[Instruction] Transcribe the material verbatim in full; the pictures do not belong in the copy.

[Provided records]
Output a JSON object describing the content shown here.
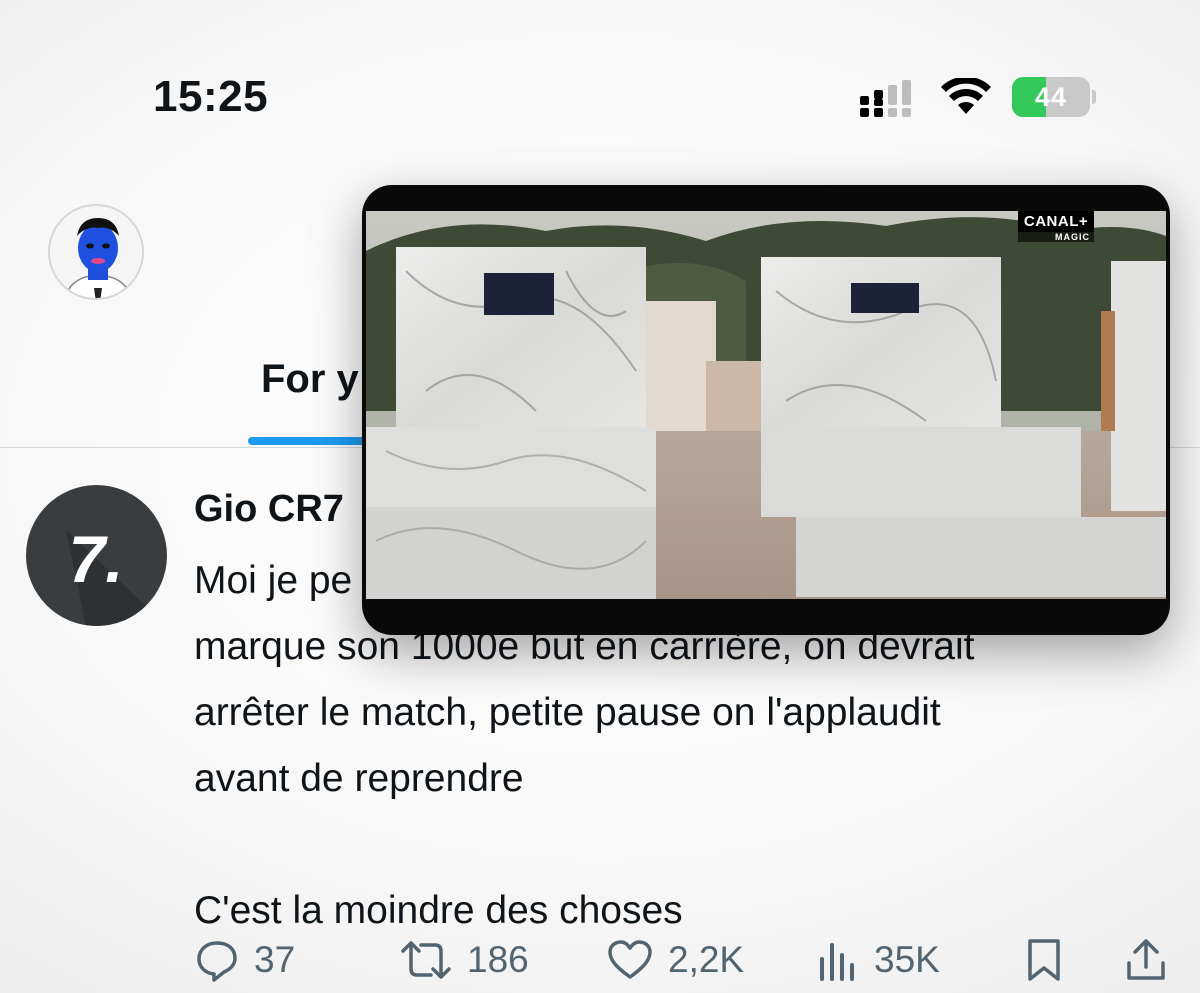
{
  "status_bar": {
    "time": "15:25",
    "battery_level": "44",
    "battery_percent": 44,
    "battery_color": "#34c759"
  },
  "header": {
    "avatar_icon": "profile-avatar-illustration",
    "tab_label": "For y"
  },
  "tweet": {
    "author_name": "Gio CR7",
    "author_avatar_glyph": "7.",
    "text_line_1": "Moi je pe",
    "text_block": "marque son 1000e but en carrière, on devrait\narrêter le match, petite pause on l'applaudit\navant de reprendre",
    "text_line_last": "C'est la moindre des choses",
    "actions": {
      "replies": "37",
      "retweets": "186",
      "likes": "2,2K",
      "views": "35K"
    }
  },
  "video_overlay": {
    "logo_text": "CANAL+",
    "logo_sub": "MAGIC"
  },
  "colors": {
    "accent": "#1d9bf0",
    "text": "#0f1419",
    "muted": "#536471"
  }
}
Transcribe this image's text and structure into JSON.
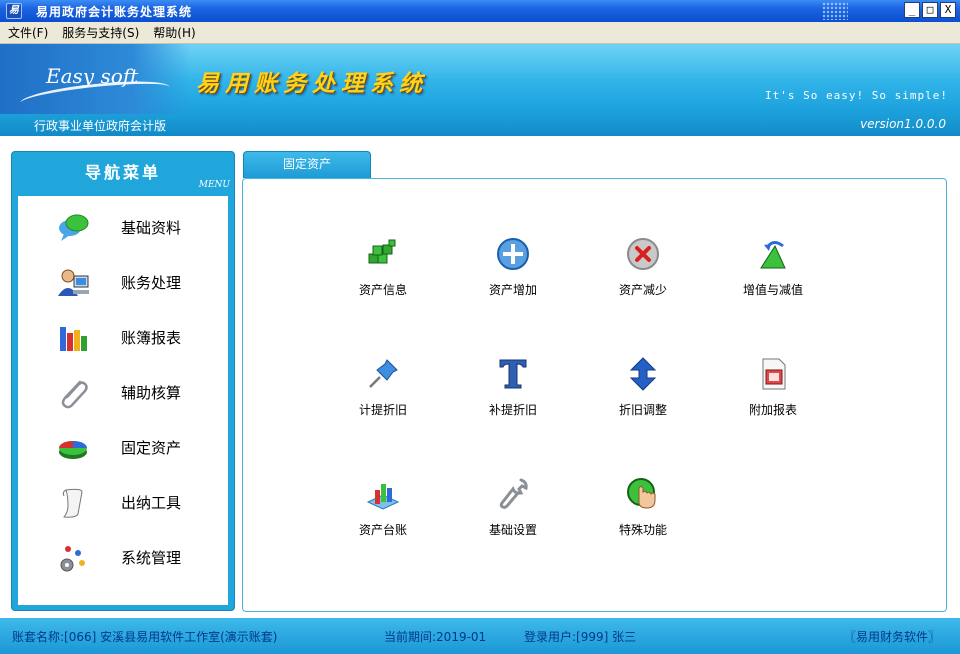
{
  "window": {
    "title": "易用政府会计账务处理系统",
    "app_icon": "易",
    "buttons": [
      "_",
      "□",
      "X"
    ]
  },
  "menu": [
    {
      "label": "文件(F)"
    },
    {
      "label": "服务与支持(S)"
    },
    {
      "label": "帮助(H)"
    }
  ],
  "banner": {
    "logo_text": "Easy soft",
    "title": "易用账务处理系统",
    "slogan": "It's So easy! So simple!",
    "edition": "行政事业单位政府会计版",
    "version": "version1.0.0.0"
  },
  "nav": {
    "title": "导航菜单",
    "subtitle": "MENU",
    "items": [
      {
        "label": "基础资料",
        "icon": "chat-bubbles-icon"
      },
      {
        "label": "账务处理",
        "icon": "user-computer-icon"
      },
      {
        "label": "账簿报表",
        "icon": "bar-chart-icon"
      },
      {
        "label": "辅助核算",
        "icon": "paperclip-icon"
      },
      {
        "label": "固定资产",
        "icon": "pie-chart-icon"
      },
      {
        "label": "出纳工具",
        "icon": "scroll-icon"
      },
      {
        "label": "系统管理",
        "icon": "gears-icon"
      }
    ]
  },
  "tab": {
    "label": "固定资产"
  },
  "tools": [
    {
      "label": "资产信息",
      "icon": "green-cubes-icon"
    },
    {
      "label": "资产增加",
      "icon": "add-circle-icon"
    },
    {
      "label": "资产减少",
      "icon": "remove-circle-icon"
    },
    {
      "label": "增值与减值",
      "icon": "triangle-arrow-icon"
    },
    {
      "label": "计提折旧",
      "icon": "pushpin-icon"
    },
    {
      "label": "补提折旧",
      "icon": "letter-t-icon"
    },
    {
      "label": "折旧调整",
      "icon": "up-down-arrow-icon"
    },
    {
      "label": "附加报表",
      "icon": "report-document-icon"
    },
    {
      "label": "资产台账",
      "icon": "ledger-chart-icon"
    },
    {
      "label": "基础设置",
      "icon": "wrench-icon"
    },
    {
      "label": "特殊功能",
      "icon": "hand-button-icon"
    }
  ],
  "status": {
    "account": "账套名称:[066] 安溪县易用软件工作室(演示账套)",
    "period": "当前期间:2019-01",
    "user": "登录用户:[999] 张三",
    "brand": "〖易用财务软件〗"
  }
}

[Answer]
Output a JSON object describing the content shown here.
{
  "status_bar": {
    "time": "15:25",
    "battery_level": "44",
    "battery_percent": 44,
    "battery_color": "#34c759"
  },
  "header": {
    "avatar_icon": "profile-avatar-illustration",
    "tab_label": "For y"
  },
  "tweet": {
    "author_name": "Gio CR7",
    "author_avatar_glyph": "7.",
    "text_line_1": "Moi je pe",
    "text_block": "marque son 1000e but en carrière, on devrait\narrêter le match, petite pause on l'applaudit\navant de reprendre",
    "text_line_last": "C'est la moindre des choses",
    "actions": {
      "replies": "37",
      "retweets": "186",
      "likes": "2,2K",
      "views": "35K"
    }
  },
  "video_overlay": {
    "logo_text": "CANAL+",
    "logo_sub": "MAGIC"
  },
  "colors": {
    "accent": "#1d9bf0",
    "text": "#0f1419",
    "muted": "#536471"
  }
}
Transcribe this image's text and structure into JSON.
{
  "window": {
    "title": "易用政府会计账务处理系统",
    "app_icon": "易",
    "buttons": [
      "_",
      "□",
      "X"
    ]
  },
  "menu": [
    {
      "label": "文件(F)"
    },
    {
      "label": "服务与支持(S)"
    },
    {
      "label": "帮助(H)"
    }
  ],
  "banner": {
    "logo_text": "Easy soft",
    "title": "易用账务处理系统",
    "slogan": "It's So easy! So simple!",
    "edition": "行政事业单位政府会计版",
    "version": "version1.0.0.0"
  },
  "nav": {
    "title": "导航菜单",
    "subtitle": "MENU",
    "items": [
      {
        "label": "基础资料",
        "icon": "chat-bubbles-icon"
      },
      {
        "label": "账务处理",
        "icon": "user-computer-icon"
      },
      {
        "label": "账簿报表",
        "icon": "bar-chart-icon"
      },
      {
        "label": "辅助核算",
        "icon": "paperclip-icon"
      },
      {
        "label": "固定资产",
        "icon": "pie-chart-icon"
      },
      {
        "label": "出纳工具",
        "icon": "scroll-icon"
      },
      {
        "label": "系统管理",
        "icon": "gears-icon"
      }
    ]
  },
  "tab": {
    "label": "固定资产"
  },
  "tools": [
    {
      "label": "资产信息",
      "icon": "green-cubes-icon"
    },
    {
      "label": "资产增加",
      "icon": "add-circle-icon"
    },
    {
      "label": "资产减少",
      "icon": "remove-circle-icon"
    },
    {
      "label": "增值与减值",
      "icon": "triangle-arrow-icon"
    },
    {
      "label": "计提折旧",
      "icon": "pushpin-icon"
    },
    {
      "label": "补提折旧",
      "icon": "letter-t-icon"
    },
    {
      "label": "折旧调整",
      "icon": "up-down-arrow-icon"
    },
    {
      "label": "附加报表",
      "icon": "report-document-icon"
    },
    {
      "label": "资产台账",
      "icon": "ledger-chart-icon"
    },
    {
      "label": "基础设置",
      "icon": "wrench-icon"
    },
    {
      "label": "特殊功能",
      "icon": "hand-button-icon"
    }
  ],
  "status": {
    "account": "账套名称:[066] 安溪县易用软件工作室(演示账套)",
    "period": "当前期间:2019-01",
    "user": "登录用户:[999] 张三",
    "brand": "〖易用财务软件〗"
  }
}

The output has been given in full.